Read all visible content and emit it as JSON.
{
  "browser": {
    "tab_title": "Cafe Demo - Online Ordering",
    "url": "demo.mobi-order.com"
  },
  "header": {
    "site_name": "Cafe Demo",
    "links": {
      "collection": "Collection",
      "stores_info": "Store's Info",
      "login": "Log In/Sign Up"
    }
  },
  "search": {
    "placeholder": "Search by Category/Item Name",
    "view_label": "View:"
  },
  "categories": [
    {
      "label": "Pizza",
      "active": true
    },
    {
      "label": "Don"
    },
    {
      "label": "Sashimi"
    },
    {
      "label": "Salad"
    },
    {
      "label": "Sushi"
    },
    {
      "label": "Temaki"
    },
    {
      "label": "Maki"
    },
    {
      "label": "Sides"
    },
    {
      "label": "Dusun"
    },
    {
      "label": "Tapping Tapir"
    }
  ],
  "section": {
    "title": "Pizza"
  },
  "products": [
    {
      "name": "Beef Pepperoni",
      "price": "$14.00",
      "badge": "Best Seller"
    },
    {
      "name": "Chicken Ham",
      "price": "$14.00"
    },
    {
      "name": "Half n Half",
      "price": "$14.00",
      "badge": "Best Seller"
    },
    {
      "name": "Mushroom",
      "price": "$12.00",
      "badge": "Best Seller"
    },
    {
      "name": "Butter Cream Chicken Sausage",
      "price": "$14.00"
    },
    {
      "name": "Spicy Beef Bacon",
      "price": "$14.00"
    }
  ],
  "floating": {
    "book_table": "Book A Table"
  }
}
___
**Written problem**
The records above must be repeated exactly, every one of them.

**Reply to the exercise**
Read all visible content and emit it as JSON.
{
  "browser": {
    "tab_title": "Cafe Demo - Online Ordering",
    "url": "demo.mobi-order.com"
  },
  "header": {
    "site_name": "Cafe Demo",
    "links": {
      "collection": "Collection",
      "stores_info": "Store's Info",
      "login": "Log In/Sign Up"
    }
  },
  "search": {
    "placeholder": "Search by Category/Item Name",
    "view_label": "View:"
  },
  "categories": [
    {
      "label": "Pizza",
      "active": true
    },
    {
      "label": "Don"
    },
    {
      "label": "Sashimi"
    },
    {
      "label": "Salad"
    },
    {
      "label": "Sushi"
    },
    {
      "label": "Temaki"
    },
    {
      "label": "Maki"
    },
    {
      "label": "Sides"
    },
    {
      "label": "Dusun"
    },
    {
      "label": "Tapping Tapir"
    }
  ],
  "section": {
    "title": "Pizza"
  },
  "products": [
    {
      "name": "Beef Pepperoni",
      "price": "$14.00",
      "badge": "Best Seller"
    },
    {
      "name": "Chicken Ham",
      "price": "$14.00"
    },
    {
      "name": "Half n Half",
      "price": "$14.00",
      "badge": "Best Seller"
    },
    {
      "name": "Mushroom",
      "price": "$12.00",
      "badge": "Best Seller"
    },
    {
      "name": "Butter Cream Chicken Sausage",
      "price": "$14.00"
    },
    {
      "name": "Spicy Beef Bacon",
      "price": "$14.00"
    }
  ],
  "floating": {
    "book_table": "Book A Table"
  }
}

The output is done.